Some lines of these records may hold the word "Hello"; state how many, using only the number.
::: Record list :::
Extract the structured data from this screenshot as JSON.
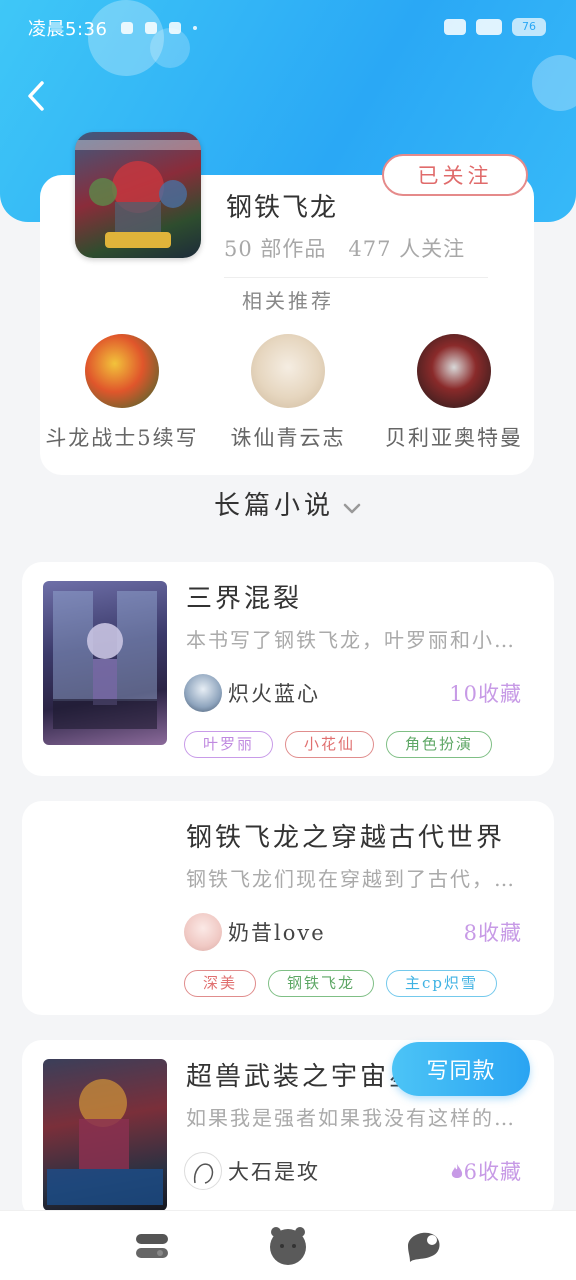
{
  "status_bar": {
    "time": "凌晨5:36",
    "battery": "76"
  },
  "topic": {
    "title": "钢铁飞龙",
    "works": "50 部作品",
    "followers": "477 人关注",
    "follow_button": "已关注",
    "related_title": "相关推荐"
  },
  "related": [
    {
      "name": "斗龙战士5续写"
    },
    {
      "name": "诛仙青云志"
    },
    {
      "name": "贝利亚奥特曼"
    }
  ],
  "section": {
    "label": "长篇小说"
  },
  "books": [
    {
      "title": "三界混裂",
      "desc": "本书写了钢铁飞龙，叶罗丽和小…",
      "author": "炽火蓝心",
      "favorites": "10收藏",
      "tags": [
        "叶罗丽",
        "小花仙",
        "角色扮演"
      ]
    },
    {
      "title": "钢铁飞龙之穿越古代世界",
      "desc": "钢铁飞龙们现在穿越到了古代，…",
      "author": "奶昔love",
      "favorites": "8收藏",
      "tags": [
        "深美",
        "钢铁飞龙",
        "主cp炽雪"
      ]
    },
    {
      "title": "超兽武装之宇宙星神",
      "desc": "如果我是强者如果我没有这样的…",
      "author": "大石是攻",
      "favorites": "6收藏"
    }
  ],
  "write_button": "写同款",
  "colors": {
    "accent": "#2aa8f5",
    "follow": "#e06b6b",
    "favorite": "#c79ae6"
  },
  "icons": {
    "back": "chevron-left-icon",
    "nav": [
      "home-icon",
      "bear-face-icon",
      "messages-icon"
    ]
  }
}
:::
::: Record list :::
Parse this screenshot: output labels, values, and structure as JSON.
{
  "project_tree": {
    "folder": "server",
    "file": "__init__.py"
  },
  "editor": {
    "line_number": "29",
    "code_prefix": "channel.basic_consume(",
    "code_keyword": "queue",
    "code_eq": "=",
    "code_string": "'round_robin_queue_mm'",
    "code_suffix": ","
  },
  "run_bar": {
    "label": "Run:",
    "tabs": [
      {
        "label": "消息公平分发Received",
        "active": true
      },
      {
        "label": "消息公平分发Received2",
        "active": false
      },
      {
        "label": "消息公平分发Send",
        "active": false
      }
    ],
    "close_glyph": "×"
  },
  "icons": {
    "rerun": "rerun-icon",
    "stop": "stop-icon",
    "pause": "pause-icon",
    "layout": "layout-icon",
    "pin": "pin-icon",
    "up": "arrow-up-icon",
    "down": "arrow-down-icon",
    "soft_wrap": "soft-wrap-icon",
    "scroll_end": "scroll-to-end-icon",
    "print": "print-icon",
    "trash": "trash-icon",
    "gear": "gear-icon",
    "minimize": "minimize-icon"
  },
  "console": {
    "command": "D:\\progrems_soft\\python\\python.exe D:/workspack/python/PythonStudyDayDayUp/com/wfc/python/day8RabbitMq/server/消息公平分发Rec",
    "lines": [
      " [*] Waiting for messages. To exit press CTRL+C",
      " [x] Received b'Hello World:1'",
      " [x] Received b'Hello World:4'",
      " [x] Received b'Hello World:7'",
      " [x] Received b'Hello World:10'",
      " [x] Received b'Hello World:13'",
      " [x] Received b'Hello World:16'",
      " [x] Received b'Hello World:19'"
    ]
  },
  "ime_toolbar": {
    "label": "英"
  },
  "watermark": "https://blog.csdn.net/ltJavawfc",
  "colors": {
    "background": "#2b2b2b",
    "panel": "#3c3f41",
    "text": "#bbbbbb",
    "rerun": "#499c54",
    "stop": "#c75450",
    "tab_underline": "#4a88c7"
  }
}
:::
::: Record list :::
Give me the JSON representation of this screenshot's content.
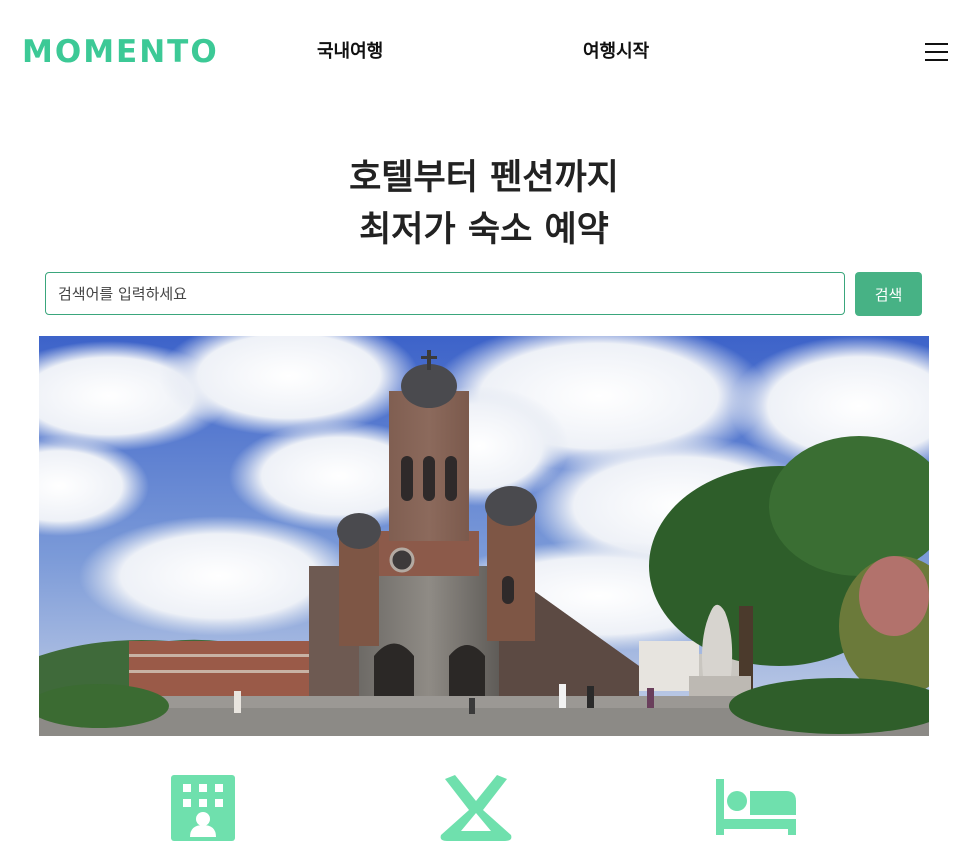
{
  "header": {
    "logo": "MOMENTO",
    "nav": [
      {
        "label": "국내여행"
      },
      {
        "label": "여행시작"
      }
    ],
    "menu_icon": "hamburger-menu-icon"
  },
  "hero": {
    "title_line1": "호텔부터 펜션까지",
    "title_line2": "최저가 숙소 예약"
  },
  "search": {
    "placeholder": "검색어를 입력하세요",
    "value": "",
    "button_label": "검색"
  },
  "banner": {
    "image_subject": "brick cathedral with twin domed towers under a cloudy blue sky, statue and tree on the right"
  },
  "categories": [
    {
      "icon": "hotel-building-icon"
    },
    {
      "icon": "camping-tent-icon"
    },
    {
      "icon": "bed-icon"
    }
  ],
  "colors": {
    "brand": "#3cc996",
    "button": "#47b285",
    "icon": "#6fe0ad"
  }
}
:::
- Answer for this exercise
7